TASK STATEMENT: The data below should be restated word for word, with every picture omitted.

* * * *

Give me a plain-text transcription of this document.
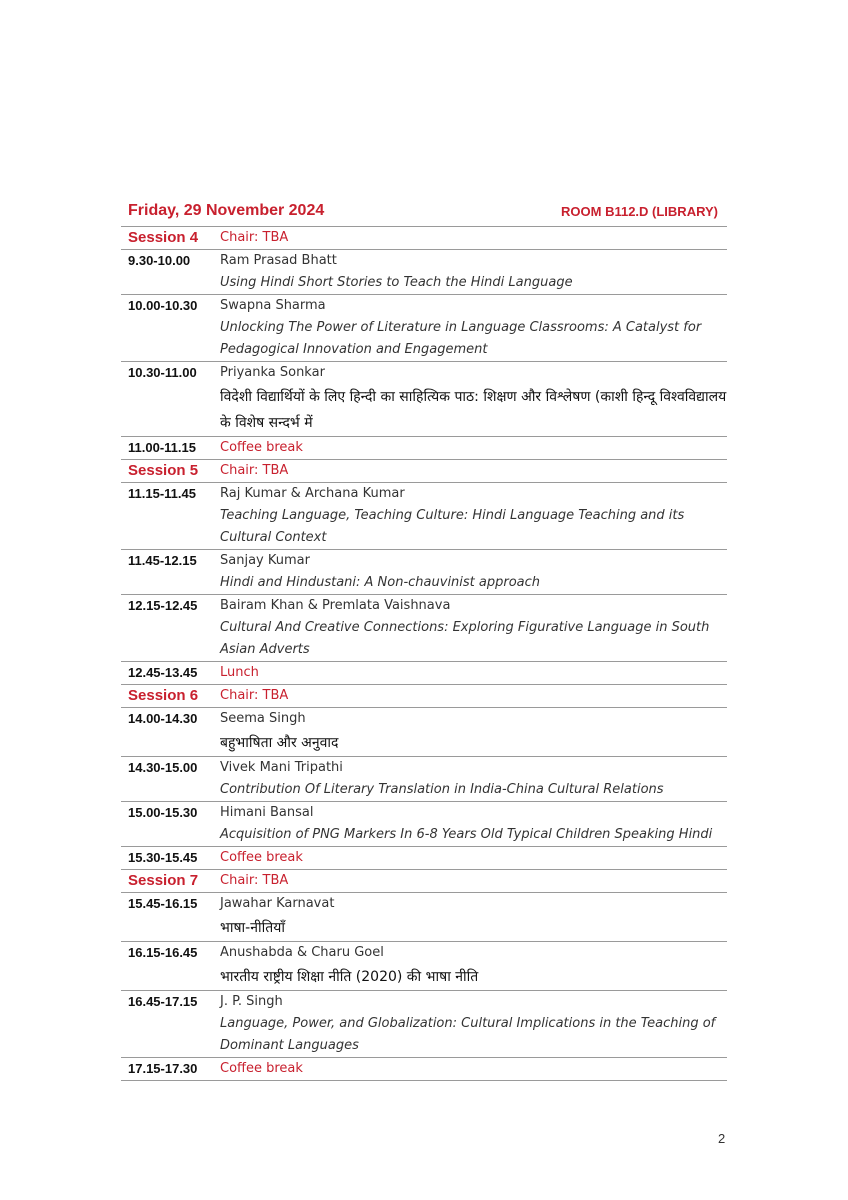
Friday, 29 November 2024	ROOM B112.D (LIBRARY)
Session 4	Chair: TBA
9.30-10.00	Ram Prasad Bhatt
Using Hindi Short Stories to Teach the Hindi Language
10.00-10.30	Swapna Sharma
Unlocking The Power of Literature in Language Classrooms: A Catalyst for Pedagogical Innovation and Engagement
10.30-11.00	Priyanka Sonkar
विदेशी विद्यार्थियों के लिए हिन्दी का साहित्यिक पाठ: शिक्षण और विश्लेषण (काशी हिन्दू विश्वविद्यालय के विशेष सन्दर्भ में
11.00-11.15	Coffee break
Session 5	Chair: TBA
11.15-11.45	Raj Kumar & Archana Kumar
Teaching Language, Teaching Culture: Hindi Language Teaching and its Cultural Context
11.45-12.15	Sanjay Kumar
Hindi and Hindustani: A Non-chauvinist approach
12.15-12.45	Bairam Khan & Premlata Vaishnava
Cultural And Creative Connections: Exploring Figurative Language in South Asian Adverts
12.45-13.45	Lunch
Session 6	Chair: TBA
14.00-14.30	Seema Singh
बहुभाषिता और अनुवाद
14.30-15.00	Vivek Mani Tripathi
Contribution Of Literary Translation in India-China Cultural Relations
15.00-15.30	Himani Bansal
Acquisition of PNG Markers In 6-8 Years Old Typical Children Speaking Hindi
15.30-15.45	Coffee break
Session 7	Chair: TBA
15.45-16.15	Jawahar Karnavat
भाषा-नीतियाँ
16.15-16.45	Anushabda & Charu Goel
भारतीय राष्ट्रीय शिक्षा नीति (2020) की भाषा नीति
16.45-17.15	J. P. Singh
Language, Power, and Globalization: Cultural Implications in the Teaching of Dominant Languages
17.15-17.30	Coffee break
2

* * * *

EXPECTED ANSWER:
Give me a plain-text transcription of this document.
Friday, 29 November 2024	ROOM B112.D (LIBRARY)
Session 4	Chair: TBA
9.30-10.00	Ram Prasad Bhatt
Using Hindi Short Stories to Teach the Hindi Language
10.00-10.30	Swapna Sharma
Unlocking The Power of Literature in Language Classrooms: A Catalyst for Pedagogical Innovation and Engagement
10.30-11.00	Priyanka Sonkar
विदेशी विद्यार्थियों के लिए हिन्दी का साहित्यिक पाठ: शिक्षण और विश्लेषण (काशी हिन्दू विश्वविद्यालय के विशेष सन्दर्भ में
11.00-11.15	Coffee break
Session 5	Chair: TBA
11.15-11.45	Raj Kumar & Archana Kumar
Teaching Language, Teaching Culture: Hindi Language Teaching and its Cultural Context
11.45-12.15	Sanjay Kumar
Hindi and Hindustani: A Non-chauvinist approach
12.15-12.45	Bairam Khan & Premlata Vaishnava
Cultural And Creative Connections: Exploring Figurative Language in South Asian Adverts
12.45-13.45	Lunch
Session 6	Chair: TBA
14.00-14.30	Seema Singh
बहुभाषिता और अनुवाद
14.30-15.00	Vivek Mani Tripathi
Contribution Of Literary Translation in India-China Cultural Relations
15.00-15.30	Himani Bansal
Acquisition of PNG Markers In 6-8 Years Old Typical Children Speaking Hindi
15.30-15.45	Coffee break
Session 7	Chair: TBA
15.45-16.15	Jawahar Karnavat
भाषा-नीतियाँ
16.15-16.45	Anushabda & Charu Goel
भारतीय राष्ट्रीय शिक्षा नीति (2020) की भाषा नीति
16.45-17.15	J. P. Singh
Language, Power, and Globalization: Cultural Implications in the Teaching of Dominant Languages
17.15-17.30	Coffee break
2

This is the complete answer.